• _PROBLEM TO WORK ON_
Filter this material down to the lines that hold "grid", copying each one.

• _EXERCISE DATA_
━━━━━━━━━━━━━━━━

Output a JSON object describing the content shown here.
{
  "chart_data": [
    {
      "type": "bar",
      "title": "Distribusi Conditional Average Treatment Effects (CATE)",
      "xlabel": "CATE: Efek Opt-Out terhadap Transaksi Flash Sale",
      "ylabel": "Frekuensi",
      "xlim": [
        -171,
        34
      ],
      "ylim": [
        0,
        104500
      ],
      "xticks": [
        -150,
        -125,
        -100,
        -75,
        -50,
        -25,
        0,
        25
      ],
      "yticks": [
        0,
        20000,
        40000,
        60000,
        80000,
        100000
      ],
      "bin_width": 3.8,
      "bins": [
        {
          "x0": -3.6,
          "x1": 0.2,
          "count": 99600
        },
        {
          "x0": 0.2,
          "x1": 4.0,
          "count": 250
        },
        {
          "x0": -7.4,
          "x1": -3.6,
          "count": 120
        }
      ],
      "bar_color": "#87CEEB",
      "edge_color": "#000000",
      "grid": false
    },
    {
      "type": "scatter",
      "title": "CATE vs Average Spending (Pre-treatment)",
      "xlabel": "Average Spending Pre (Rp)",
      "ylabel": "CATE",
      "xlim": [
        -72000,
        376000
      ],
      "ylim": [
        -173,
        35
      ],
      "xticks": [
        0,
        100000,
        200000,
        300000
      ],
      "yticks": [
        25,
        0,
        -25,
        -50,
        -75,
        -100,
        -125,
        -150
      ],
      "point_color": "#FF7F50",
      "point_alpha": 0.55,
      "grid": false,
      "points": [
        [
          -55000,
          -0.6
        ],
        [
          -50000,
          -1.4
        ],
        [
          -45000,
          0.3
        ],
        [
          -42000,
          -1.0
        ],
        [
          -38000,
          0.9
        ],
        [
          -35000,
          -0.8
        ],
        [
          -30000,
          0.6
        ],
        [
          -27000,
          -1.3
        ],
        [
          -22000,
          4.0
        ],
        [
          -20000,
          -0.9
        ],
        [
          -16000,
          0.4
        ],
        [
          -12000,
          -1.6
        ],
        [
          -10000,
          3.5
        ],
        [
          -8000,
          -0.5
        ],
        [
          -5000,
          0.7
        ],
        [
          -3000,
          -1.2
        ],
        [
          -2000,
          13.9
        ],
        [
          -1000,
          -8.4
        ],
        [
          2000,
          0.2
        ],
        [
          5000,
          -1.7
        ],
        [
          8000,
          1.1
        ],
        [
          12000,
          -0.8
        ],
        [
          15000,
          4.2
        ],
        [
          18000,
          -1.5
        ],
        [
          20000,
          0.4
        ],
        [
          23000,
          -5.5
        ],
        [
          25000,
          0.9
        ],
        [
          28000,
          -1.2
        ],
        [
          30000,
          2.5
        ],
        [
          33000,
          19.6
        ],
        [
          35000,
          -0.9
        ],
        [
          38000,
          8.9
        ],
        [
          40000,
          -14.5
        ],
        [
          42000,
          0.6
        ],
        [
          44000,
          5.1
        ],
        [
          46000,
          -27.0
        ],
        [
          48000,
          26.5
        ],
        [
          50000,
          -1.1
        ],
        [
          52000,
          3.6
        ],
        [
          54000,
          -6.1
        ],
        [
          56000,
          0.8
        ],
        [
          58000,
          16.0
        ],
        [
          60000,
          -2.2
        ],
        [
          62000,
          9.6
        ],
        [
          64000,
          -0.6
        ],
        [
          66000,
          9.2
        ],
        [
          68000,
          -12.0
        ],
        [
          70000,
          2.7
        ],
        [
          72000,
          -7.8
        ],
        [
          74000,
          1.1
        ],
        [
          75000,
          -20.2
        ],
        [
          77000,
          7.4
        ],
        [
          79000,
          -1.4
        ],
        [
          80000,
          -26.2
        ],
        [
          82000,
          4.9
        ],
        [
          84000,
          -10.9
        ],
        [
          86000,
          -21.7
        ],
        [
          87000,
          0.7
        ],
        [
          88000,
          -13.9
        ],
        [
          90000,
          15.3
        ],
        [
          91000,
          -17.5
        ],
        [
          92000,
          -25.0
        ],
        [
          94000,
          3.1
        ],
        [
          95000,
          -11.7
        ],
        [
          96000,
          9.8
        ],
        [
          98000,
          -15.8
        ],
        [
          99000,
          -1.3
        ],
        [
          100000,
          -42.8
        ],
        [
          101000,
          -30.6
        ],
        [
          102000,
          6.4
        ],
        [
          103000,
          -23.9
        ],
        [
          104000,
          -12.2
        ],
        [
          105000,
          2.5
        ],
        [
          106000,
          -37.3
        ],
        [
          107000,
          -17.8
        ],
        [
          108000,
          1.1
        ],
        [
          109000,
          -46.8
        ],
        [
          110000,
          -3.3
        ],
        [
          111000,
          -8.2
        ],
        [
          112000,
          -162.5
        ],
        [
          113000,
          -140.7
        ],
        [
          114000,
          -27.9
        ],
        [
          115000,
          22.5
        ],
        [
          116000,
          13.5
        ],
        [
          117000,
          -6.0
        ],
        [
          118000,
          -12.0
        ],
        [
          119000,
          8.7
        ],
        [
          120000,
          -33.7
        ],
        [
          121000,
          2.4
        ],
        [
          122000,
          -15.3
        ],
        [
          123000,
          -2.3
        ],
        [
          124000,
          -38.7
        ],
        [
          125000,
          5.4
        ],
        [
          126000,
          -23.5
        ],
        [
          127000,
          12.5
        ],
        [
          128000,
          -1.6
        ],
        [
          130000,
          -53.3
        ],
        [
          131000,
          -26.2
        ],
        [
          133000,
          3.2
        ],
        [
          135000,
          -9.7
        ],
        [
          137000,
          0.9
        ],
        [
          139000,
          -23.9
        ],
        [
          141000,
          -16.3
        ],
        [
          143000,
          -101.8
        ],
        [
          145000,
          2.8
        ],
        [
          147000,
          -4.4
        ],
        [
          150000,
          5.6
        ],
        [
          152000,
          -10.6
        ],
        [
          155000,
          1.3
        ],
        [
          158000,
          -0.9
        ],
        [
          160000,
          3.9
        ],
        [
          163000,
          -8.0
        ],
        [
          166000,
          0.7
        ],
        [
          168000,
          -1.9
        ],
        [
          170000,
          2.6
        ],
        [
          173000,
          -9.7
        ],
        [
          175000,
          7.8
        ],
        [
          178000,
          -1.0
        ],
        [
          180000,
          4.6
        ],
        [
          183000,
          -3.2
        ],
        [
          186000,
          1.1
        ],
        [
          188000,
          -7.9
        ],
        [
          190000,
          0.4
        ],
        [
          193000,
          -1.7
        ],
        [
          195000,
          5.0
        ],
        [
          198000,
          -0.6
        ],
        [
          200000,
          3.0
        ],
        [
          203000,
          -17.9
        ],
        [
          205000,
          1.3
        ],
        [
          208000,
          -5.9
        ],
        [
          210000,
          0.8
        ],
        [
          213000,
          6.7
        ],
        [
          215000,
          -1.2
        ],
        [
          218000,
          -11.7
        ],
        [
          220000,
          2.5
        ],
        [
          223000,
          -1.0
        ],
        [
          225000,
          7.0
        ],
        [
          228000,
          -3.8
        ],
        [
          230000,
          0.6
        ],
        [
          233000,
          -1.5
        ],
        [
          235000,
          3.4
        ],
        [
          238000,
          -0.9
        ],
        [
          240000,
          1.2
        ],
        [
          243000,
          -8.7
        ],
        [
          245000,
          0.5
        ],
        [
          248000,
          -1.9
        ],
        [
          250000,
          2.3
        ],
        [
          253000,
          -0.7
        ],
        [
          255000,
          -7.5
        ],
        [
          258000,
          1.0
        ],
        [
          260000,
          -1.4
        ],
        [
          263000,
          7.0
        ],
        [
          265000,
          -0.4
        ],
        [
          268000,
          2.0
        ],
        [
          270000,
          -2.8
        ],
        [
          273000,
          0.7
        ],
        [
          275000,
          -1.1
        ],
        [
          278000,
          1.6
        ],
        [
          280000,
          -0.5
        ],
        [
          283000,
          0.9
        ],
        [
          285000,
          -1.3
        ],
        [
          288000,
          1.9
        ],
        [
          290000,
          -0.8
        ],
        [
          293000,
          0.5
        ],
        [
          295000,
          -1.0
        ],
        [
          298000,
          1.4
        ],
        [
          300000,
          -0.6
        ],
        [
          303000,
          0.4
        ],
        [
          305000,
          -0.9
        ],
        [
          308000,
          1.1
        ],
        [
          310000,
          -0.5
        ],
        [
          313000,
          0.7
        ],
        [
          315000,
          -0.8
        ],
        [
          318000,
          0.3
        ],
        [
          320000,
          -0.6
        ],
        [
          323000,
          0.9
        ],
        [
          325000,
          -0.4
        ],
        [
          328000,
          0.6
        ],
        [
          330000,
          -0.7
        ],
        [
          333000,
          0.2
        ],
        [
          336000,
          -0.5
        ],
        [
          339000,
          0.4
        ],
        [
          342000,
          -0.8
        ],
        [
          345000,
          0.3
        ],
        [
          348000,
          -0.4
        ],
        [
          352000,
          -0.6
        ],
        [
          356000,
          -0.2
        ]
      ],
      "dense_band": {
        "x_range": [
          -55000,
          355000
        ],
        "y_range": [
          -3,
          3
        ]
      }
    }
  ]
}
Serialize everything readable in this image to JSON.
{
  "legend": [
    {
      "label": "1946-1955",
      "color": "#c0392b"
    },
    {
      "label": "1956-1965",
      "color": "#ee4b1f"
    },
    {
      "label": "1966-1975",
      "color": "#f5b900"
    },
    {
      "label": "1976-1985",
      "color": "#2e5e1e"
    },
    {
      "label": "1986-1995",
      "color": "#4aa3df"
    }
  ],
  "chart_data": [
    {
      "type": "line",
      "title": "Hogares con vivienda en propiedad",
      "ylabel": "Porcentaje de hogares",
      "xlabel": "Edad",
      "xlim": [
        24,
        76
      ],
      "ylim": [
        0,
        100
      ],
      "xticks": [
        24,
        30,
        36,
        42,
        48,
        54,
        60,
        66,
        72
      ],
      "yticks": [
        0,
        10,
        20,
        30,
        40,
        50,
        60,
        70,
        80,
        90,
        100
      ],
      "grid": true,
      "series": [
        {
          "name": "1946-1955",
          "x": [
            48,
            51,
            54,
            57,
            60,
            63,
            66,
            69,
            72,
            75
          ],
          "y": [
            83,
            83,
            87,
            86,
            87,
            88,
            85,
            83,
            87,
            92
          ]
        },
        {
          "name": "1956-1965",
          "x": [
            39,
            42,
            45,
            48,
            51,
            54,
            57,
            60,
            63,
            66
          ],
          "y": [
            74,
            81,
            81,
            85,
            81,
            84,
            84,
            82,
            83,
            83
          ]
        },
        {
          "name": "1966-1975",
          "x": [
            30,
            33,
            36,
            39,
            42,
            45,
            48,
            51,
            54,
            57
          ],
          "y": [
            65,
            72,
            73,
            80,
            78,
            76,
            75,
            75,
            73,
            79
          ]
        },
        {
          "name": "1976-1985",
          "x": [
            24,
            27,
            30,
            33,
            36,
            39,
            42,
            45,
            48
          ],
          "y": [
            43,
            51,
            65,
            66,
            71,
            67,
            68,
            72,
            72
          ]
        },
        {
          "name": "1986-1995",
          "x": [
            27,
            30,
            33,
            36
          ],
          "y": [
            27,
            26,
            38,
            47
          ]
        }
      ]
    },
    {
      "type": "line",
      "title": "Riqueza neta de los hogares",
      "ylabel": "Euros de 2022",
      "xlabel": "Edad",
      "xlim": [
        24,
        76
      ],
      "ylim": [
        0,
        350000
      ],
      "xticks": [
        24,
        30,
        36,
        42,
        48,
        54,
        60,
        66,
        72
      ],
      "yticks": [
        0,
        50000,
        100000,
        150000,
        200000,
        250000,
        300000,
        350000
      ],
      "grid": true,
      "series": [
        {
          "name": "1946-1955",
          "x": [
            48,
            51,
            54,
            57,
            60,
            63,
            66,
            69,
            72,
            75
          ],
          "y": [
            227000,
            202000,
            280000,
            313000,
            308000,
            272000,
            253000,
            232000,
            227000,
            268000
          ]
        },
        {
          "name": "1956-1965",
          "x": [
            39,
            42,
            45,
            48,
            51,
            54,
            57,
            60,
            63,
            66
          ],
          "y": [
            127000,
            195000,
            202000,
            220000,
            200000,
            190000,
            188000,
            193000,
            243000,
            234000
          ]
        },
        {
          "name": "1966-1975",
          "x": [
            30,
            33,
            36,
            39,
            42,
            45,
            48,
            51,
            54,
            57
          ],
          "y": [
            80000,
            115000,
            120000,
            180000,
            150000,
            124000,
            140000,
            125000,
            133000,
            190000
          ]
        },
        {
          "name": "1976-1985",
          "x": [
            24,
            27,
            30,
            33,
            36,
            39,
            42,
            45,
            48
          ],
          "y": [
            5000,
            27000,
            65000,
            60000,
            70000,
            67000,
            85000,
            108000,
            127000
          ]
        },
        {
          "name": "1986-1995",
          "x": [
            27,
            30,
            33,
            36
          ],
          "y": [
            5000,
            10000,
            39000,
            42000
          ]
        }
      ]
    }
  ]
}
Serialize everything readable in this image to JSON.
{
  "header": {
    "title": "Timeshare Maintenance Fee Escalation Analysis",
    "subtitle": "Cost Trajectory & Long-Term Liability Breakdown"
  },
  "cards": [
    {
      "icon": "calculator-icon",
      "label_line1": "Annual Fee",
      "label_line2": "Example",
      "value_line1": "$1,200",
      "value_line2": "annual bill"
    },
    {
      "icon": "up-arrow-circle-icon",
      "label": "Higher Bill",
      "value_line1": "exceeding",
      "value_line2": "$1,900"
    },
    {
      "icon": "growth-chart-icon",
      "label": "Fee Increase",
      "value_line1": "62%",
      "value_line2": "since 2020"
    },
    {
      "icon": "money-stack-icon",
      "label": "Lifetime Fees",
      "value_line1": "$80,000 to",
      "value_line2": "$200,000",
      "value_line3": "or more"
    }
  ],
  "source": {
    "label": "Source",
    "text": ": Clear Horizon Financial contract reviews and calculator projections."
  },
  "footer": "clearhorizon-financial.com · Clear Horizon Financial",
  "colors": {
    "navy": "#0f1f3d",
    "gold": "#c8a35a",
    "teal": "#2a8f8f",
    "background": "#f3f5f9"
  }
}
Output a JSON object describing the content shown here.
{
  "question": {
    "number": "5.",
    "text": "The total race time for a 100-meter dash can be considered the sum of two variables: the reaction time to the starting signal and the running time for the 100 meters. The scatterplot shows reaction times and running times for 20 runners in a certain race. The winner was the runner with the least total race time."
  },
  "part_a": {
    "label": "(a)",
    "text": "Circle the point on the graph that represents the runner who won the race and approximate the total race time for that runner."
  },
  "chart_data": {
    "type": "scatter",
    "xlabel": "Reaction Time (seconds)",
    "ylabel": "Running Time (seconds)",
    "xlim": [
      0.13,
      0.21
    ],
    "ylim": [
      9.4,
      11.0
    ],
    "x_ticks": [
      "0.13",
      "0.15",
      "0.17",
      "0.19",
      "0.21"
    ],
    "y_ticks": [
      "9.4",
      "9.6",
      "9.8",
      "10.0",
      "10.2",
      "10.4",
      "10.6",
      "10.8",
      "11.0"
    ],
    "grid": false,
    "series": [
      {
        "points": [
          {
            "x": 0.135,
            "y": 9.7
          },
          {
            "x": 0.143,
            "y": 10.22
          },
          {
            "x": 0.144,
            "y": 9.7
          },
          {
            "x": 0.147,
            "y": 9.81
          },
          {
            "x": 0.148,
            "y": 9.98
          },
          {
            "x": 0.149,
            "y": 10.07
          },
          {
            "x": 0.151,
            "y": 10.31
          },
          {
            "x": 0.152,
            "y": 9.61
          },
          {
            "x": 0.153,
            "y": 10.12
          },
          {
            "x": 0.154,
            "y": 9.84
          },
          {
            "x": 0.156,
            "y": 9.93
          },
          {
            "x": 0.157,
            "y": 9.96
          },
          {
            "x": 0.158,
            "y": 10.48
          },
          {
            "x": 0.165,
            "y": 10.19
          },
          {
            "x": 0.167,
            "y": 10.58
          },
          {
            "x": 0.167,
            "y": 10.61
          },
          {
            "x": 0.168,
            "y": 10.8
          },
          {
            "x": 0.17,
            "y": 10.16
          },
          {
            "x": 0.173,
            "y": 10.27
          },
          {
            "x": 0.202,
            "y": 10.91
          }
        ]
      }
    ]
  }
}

━━━━━━━━━━━━━━━━

• _ANSWER BELOW_
      "grid": false
      "grid": false,
      "grid": true,
      "grid": true,
    "grid": false,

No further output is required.